YOUR INSTRUCTIONS —
Provide an exact transcription of all the records.

[Start RECORD EXTRACTS]

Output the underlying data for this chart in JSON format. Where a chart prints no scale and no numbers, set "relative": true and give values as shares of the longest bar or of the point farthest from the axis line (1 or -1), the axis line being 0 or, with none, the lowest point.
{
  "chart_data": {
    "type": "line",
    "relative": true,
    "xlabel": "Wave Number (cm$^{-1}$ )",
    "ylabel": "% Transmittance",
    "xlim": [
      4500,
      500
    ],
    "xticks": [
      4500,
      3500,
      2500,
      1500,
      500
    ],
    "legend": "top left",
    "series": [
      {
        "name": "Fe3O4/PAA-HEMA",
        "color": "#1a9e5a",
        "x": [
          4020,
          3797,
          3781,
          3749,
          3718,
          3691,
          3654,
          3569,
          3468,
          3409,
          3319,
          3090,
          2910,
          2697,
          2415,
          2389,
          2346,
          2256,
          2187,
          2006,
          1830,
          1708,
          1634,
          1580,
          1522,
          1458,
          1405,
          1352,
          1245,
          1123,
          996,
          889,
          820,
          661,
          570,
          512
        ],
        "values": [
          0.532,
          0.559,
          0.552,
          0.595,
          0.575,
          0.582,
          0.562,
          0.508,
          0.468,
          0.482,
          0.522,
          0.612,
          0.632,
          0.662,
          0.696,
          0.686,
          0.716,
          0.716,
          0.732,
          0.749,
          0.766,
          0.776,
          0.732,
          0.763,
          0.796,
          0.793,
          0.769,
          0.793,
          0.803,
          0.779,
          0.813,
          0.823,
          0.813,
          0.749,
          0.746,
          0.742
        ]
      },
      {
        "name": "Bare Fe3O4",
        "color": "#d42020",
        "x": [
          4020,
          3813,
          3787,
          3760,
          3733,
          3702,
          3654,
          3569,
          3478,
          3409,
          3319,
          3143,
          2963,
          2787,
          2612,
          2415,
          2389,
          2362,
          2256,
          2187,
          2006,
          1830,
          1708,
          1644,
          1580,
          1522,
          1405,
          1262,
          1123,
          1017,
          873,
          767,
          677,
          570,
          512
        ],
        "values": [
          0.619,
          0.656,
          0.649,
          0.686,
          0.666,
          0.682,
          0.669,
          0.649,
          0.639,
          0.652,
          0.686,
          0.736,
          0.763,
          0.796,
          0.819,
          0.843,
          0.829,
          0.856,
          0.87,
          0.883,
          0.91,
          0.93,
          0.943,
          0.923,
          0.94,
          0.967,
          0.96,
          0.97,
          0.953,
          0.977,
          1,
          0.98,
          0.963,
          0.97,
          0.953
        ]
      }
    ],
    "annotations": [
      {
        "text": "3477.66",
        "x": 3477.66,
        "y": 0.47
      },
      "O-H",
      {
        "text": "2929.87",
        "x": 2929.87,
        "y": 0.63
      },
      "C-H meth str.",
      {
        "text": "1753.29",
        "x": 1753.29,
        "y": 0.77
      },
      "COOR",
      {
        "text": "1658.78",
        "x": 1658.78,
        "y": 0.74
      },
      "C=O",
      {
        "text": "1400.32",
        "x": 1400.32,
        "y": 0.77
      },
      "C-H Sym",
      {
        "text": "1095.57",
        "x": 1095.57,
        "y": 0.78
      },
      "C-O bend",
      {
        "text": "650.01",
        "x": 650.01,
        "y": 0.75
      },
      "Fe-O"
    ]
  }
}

[End RECORD EXTRACTS]

EXERCISE ANSWER —
Output the underlying data for this chart in JSON format. Where a chart prints no scale and no numbers, set "relative": true and give values as shares of the longest bar or of the point farthest from the axis line (1 or -1), the axis line being 0 or, with none, the lowest point.
{
  "chart_data": {
    "type": "line",
    "relative": true,
    "xlabel": "Wave Number (cm$^{-1}$ )",
    "ylabel": "% Transmittance",
    "xlim": [
      4500,
      500
    ],
    "xticks": [
      4500,
      3500,
      2500,
      1500,
      500
    ],
    "legend": "top left",
    "series": [
      {
        "name": "Fe3O4/PAA-HEMA",
        "color": "#1a9e5a",
        "x": [
          4020,
          3797,
          3781,
          3749,
          3718,
          3691,
          3654,
          3569,
          3468,
          3409,
          3319,
          3090,
          2910,
          2697,
          2415,
          2389,
          2346,
          2256,
          2187,
          2006,
          1830,
          1708,
          1634,
          1580,
          1522,
          1458,
          1405,
          1352,
          1245,
          1123,
          996,
          889,
          820,
          661,
          570,
          512
        ],
        "values": [
          0.532,
          0.559,
          0.552,
          0.595,
          0.575,
          0.582,
          0.562,
          0.508,
          0.468,
          0.482,
          0.522,
          0.612,
          0.632,
          0.662,
          0.696,
          0.686,
          0.716,
          0.716,
          0.732,
          0.749,
          0.766,
          0.776,
          0.732,
          0.763,
          0.796,
          0.793,
          0.769,
          0.793,
          0.803,
          0.779,
          0.813,
          0.823,
          0.813,
          0.749,
          0.746,
          0.742
        ]
      },
      {
        "name": "Bare Fe3O4",
        "color": "#d42020",
        "x": [
          4020,
          3813,
          3787,
          3760,
          3733,
          3702,
          3654,
          3569,
          3478,
          3409,
          3319,
          3143,
          2963,
          2787,
          2612,
          2415,
          2389,
          2362,
          2256,
          2187,
          2006,
          1830,
          1708,
          1644,
          1580,
          1522,
          1405,
          1262,
          1123,
          1017,
          873,
          767,
          677,
          570,
          512
        ],
        "values": [
          0.619,
          0.656,
          0.649,
          0.686,
          0.666,
          0.682,
          0.669,
          0.649,
          0.639,
          0.652,
          0.686,
          0.736,
          0.763,
          0.796,
          0.819,
          0.843,
          0.829,
          0.856,
          0.87,
          0.883,
          0.91,
          0.93,
          0.943,
          0.923,
          0.94,
          0.967,
          0.96,
          0.97,
          0.953,
          0.977,
          1,
          0.98,
          0.963,
          0.97,
          0.953
        ]
      }
    ],
    "annotations": [
      {
        "text": "3477.66",
        "x": 3477.66,
        "y": 0.47
      },
      "O-H",
      {
        "text": "2929.87",
        "x": 2929.87,
        "y": 0.63
      },
      "C-H meth str.",
      {
        "text": "1753.29",
        "x": 1753.29,
        "y": 0.77
      },
      "COOR",
      {
        "text": "1658.78",
        "x": 1658.78,
        "y": 0.74
      },
      "C=O",
      {
        "text": "1400.32",
        "x": 1400.32,
        "y": 0.77
      },
      "C-H Sym",
      {
        "text": "1095.57",
        "x": 1095.57,
        "y": 0.78
      },
      "C-O bend",
      {
        "text": "650.01",
        "x": 650.01,
        "y": 0.75
      },
      "Fe-O"
    ]
  }
}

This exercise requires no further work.